-- START OF Given entries --
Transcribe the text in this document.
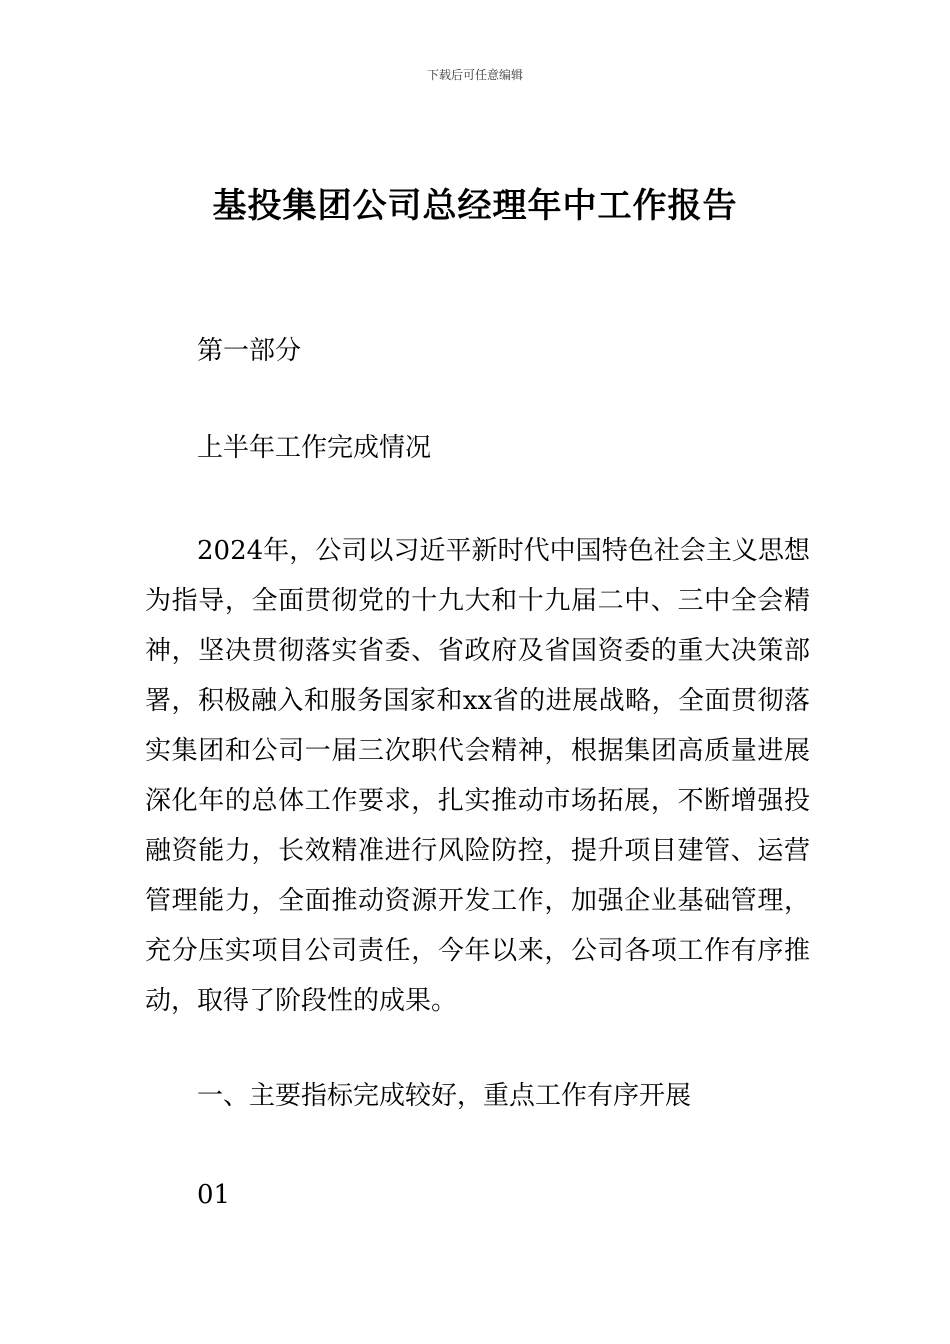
下载后可任意编辑
基投集团公司总经理年中工作报告

第一部分

上半年工作完成情况

2024年，公司以习近平新时代中国特色社会主义思想为指导，全面贯彻党的十九大和十九届二中、三中全会精神，坚决贯彻落实省委、省政府及省国资委的重大决策部署，积极融入和服务国家和xx省的进展战略，全面贯彻落实集团和公司一届三次职代会精神，根据集团高质量进展深化年的总体工作要求，扎实推动市场拓展，不断增强投融资能力，长效精准进行风险防控，提升项目建管、运营管理能力，全面推动资源开发工作，加强企业基础管理，充分压实项目公司责任，今年以来，公司各项工作有序推动，取得了阶段性的成果。

一、主要指标完成较好，重点工作有序开展

01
-- END OF Given entries --
■ Your goal: Copy out all the entries exactly. Images stay out of the copy.

■ Problem solution:
Transcribe the text in this document.
下载后可任意编辑
基投集团公司总经理年中工作报告

第一部分

上半年工作完成情况

2024年，公司以习近平新时代中国特色社会主义思想为指导，全面贯彻党的十九大和十九届二中、三中全会精神，坚决贯彻落实省委、省政府及省国资委的重大决策部署，积极融入和服务国家和xx省的进展战略，全面贯彻落实集团和公司一届三次职代会精神，根据集团高质量进展深化年的总体工作要求，扎实推动市场拓展，不断增强投融资能力，长效精准进行风险防控，提升项目建管、运营管理能力，全面推动资源开发工作，加强企业基础管理，充分压实项目公司责任，今年以来，公司各项工作有序推动，取得了阶段性的成果。

一、主要指标完成较好，重点工作有序开展

01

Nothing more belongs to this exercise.